### [A fazer]
- a) Liste todos os indicadores que o IDESE considera, de acordo com o texto sobre o IDH.
- b) Prossiga com o texto sobre o IDH a partir da última frase apresentada.

### [Trecho fornecido]
O IDH deu origem a outros índices, como é o caso do Índice de Desenvolvimento Socioeconômico – IDESE, criado pela Fundação de Economia e Estatística do estado do Rio Grande do Sul, cujo objetivo é análogo ao do IDH, com a diferença de considerar os indicadores: educação, renda, condições de saneamento, domicílio e saúde. Índice este que permite acompanhar, monitorar e comparar a média estadual com os índices dos municípios e das regiões.
Contudo, mesmo se tendo em vista a importância do IDH como um medidor das diferenças entre rendimento e bem estar, os debates contemporâneos pautam críticas a esse instrumento. Autores como José Eli da Veiga (2008), argumentam que o IDH e outros índices complementares publicados nos relatórios de desenvolvimento humano do Programa das Nações Unidas para o Desenvolvimento (PNUD) proporcionam uma noção básica das múltiplas faces do desenvolvimento, contudo, este fato torna necessária a “análise dos dados e outros indicadores que lhes são subjacentes” (VEIGA, 2008). Neste sentido, o IDH é apontado pelo autor em sua obra “Desenvolvimento sustentável – O desafio do século XXI”, como um índice de desenvolvimento humano que resulta tão somente da média aritmética dos três índices mais específicos que captam renda, escolaridade e longevidade. Todavia, o desenvolvimento humano é muito mais amplo, do que estes três indicadores ou mesmo dos indicadores de renda, pois os contrastes entre o nível de renda obtido por determinada comunidade e o padrão social que conseguiu atingir, pode ser revelado pela escolaridade, pela longevidade, pela participação comunitária.

### [Material de origem]

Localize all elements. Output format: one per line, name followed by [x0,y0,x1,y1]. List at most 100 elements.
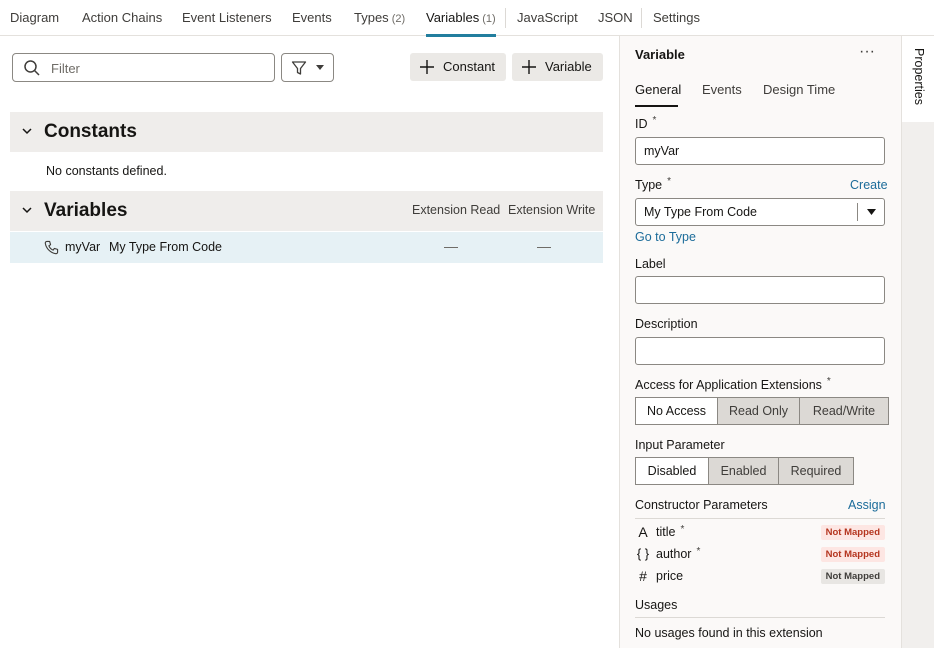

### [Respostas por tarefa]
- a)
- educação
- renda
- condições de saneamento
- domicílio
- saúde

- b)
Neste sentido, o professor José Eli discorre sobre a omissão da dimensão cívica no IDH, considerando que:
[...] o IDH não é uma medida compreensiva, pois não inclui, por exemplo, a capacidade de participar nas decisões que afetam a vida das pessoas e de gozar do respeito dos outros na comunidade [...] uma pessoa pode ser rica, saudável e muito instruída, mas sem essa capacidade o desenvolvimento é retardado. (VEIGA, 2008, p. 87).
Sabe-se ainda que há outros desdobramentos, como a versão municipalizada do índice de desenvolvimento humano, o chamado IDHM, que inclusive citamos anteriormente. Ciente de que essa versão municipal do IDH tem seus benefícios, o autor faz a seguinte ponderação:
Para usar esse índice, é preciso inteirar-se das opções metodológicas assumidas em sua montagem. Quem o fizer fatalmente perceberá o quanto é necessário e possível construir indicadores de desempenho mais significativos. (VEIGA, 2008, p. 91).
Ainda sobre o IDHM, o estudioso comenta que variações populacionais e alterações na divisão do Fundo de participação municipal também podem ter influência sobre os três pilares do IDHM e por consequência, nas diferenças do indicador em cada município.
Logo após, Veiga compartilha em sua obra dois alertas: o primeiro, em que comenta sobre tomar cuidado com usos arriscados e conclusões prematuras quanto ao desempenho das cidades ao fazer comparações utilizando-se o IDHM; e o segundo, no qual se demanda cautela para não cair no perigo da “ranking-mania” (VEIGA, 2008).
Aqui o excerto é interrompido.